▸ Task
Write the records below out again exactly as given, with no images.

■ ■ ■ ■ ■

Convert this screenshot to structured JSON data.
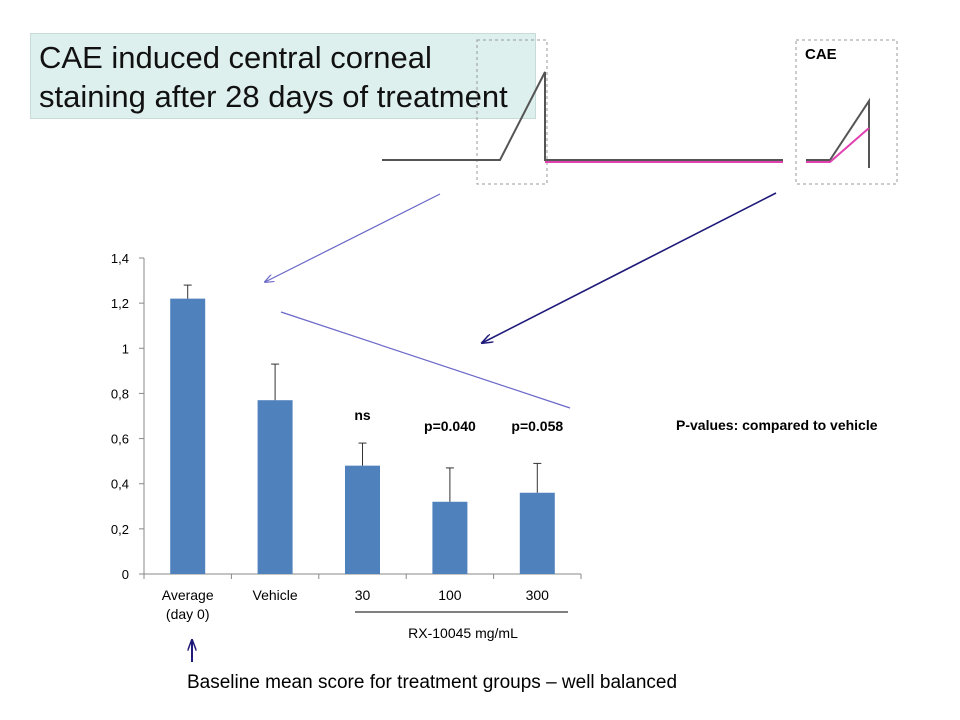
{
  "slide": {
    "title_line1": "CAE induced central corneal",
    "title_line2": "staining after 28 days of treatment",
    "cae_label": "CAE",
    "pvalue_note": "P-values: compared to vehicle",
    "baseline_note": "Baseline mean score for treatment groups – well balanced",
    "colors": {
      "bar": "#4f81bd",
      "title_bg": "#ddf0ee",
      "gray_trace": "#555555",
      "pink_trace": "#e040b0",
      "arrow": "#1f1a7a"
    },
    "icons": [
      "arrow-up-icon"
    ]
  },
  "chart_data": {
    "type": "bar",
    "categories": [
      "Average\n(day 0)",
      "Vehicle",
      "30",
      "100",
      "300"
    ],
    "values": [
      1.22,
      0.77,
      0.48,
      0.32,
      0.36
    ],
    "error_upper": [
      0.06,
      0.16,
      0.1,
      0.15,
      0.13
    ],
    "annotations": [
      "",
      "",
      "ns",
      "p=0.040",
      "p=0.058"
    ],
    "group_label": "RX-10045 mg/mL",
    "ylim": [
      0,
      1.4
    ],
    "yticks": [
      0,
      0.2,
      0.4,
      0.6,
      0.8,
      1,
      1.2,
      1.4
    ],
    "ytick_labels": [
      "0",
      "0,2",
      "0,4",
      "0,6",
      "0,8",
      "1",
      "1,2",
      "1,4"
    ],
    "grid": false
  }
}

■ ■ ■ ■ ■

▸ Full solution
Convert this screenshot to structured JSON data.
{
  "slide": {
    "title_line1": "CAE induced central corneal",
    "title_line2": "staining after 28 days of treatment",
    "cae_label": "CAE",
    "pvalue_note": "P-values: compared to vehicle",
    "baseline_note": "Baseline mean score for treatment groups – well balanced",
    "colors": {
      "bar": "#4f81bd",
      "title_bg": "#ddf0ee",
      "gray_trace": "#555555",
      "pink_trace": "#e040b0",
      "arrow": "#1f1a7a"
    },
    "icons": [
      "arrow-up-icon"
    ]
  },
  "chart_data": {
    "type": "bar",
    "categories": [
      "Average\n(day 0)",
      "Vehicle",
      "30",
      "100",
      "300"
    ],
    "values": [
      1.22,
      0.77,
      0.48,
      0.32,
      0.36
    ],
    "error_upper": [
      0.06,
      0.16,
      0.1,
      0.15,
      0.13
    ],
    "annotations": [
      "",
      "",
      "ns",
      "p=0.040",
      "p=0.058"
    ],
    "group_label": "RX-10045 mg/mL",
    "ylim": [
      0,
      1.4
    ],
    "yticks": [
      0,
      0.2,
      0.4,
      0.6,
      0.8,
      1,
      1.2,
      1.4
    ],
    "ytick_labels": [
      "0",
      "0,2",
      "0,4",
      "0,6",
      "0,8",
      "1",
      "1,2",
      "1,4"
    ],
    "grid": false
  }
}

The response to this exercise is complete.